Exercise: Filter the entries below, keeping only lines with the word "Lolo".

[start Record excerpts]

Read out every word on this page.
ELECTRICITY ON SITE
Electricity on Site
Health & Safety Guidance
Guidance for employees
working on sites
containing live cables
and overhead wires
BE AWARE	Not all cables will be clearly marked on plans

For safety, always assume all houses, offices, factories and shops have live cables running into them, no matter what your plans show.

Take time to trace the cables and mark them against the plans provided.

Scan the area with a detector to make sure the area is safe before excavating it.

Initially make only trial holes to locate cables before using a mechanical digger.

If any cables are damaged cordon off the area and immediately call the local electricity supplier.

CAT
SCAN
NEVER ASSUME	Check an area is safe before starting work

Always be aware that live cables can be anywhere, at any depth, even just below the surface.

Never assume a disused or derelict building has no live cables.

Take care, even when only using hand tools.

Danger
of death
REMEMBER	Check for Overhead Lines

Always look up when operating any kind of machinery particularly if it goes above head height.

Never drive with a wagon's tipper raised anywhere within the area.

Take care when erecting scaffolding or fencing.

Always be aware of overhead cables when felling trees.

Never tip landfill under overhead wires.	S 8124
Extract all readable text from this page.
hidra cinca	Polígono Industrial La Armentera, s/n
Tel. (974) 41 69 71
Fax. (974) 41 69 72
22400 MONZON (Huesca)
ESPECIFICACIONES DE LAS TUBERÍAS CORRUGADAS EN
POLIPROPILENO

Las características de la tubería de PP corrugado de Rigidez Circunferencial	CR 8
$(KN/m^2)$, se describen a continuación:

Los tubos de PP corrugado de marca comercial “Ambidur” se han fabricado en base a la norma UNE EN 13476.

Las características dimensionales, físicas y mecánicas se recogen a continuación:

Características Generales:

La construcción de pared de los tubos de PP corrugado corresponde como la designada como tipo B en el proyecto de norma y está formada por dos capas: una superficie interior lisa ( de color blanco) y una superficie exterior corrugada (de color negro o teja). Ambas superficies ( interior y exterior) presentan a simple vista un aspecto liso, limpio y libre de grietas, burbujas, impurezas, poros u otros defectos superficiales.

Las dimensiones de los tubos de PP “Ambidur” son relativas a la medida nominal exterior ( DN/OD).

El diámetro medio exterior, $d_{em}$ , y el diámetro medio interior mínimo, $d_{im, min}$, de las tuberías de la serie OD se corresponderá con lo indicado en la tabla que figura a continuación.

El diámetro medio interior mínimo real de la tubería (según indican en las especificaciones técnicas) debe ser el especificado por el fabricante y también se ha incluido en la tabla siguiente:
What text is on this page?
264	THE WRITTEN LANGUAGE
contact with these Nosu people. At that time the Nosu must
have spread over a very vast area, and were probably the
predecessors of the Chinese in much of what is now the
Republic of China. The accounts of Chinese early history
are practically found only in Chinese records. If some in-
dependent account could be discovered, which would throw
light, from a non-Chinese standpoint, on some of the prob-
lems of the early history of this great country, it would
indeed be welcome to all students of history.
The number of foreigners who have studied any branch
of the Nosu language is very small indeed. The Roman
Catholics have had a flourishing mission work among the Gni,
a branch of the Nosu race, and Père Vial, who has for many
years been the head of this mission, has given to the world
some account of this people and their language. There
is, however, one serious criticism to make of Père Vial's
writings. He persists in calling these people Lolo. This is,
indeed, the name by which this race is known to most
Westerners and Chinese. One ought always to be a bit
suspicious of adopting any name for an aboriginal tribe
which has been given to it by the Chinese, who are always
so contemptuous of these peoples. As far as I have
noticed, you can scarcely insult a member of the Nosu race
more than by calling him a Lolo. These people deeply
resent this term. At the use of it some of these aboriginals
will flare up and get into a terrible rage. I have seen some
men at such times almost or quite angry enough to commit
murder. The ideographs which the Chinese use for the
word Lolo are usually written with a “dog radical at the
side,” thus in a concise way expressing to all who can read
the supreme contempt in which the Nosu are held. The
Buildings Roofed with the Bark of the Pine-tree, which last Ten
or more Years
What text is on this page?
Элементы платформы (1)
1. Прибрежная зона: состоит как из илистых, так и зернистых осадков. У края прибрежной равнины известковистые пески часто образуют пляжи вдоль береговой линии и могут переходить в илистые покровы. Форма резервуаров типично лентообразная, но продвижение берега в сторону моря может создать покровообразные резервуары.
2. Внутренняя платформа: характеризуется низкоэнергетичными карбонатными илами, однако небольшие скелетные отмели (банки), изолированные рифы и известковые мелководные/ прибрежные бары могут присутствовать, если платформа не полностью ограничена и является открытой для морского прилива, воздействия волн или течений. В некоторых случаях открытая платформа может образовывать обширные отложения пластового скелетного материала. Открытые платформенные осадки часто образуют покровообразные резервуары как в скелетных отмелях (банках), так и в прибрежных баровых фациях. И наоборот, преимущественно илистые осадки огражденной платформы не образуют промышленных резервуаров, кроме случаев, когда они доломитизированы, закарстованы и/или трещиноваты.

[end Record excerpts]

Solved exercise:
writings. He persists in calling these people Lolo. This is,
more than by calling him a Lolo. These people deeply
word Lolo are usually written with a “dog radical at the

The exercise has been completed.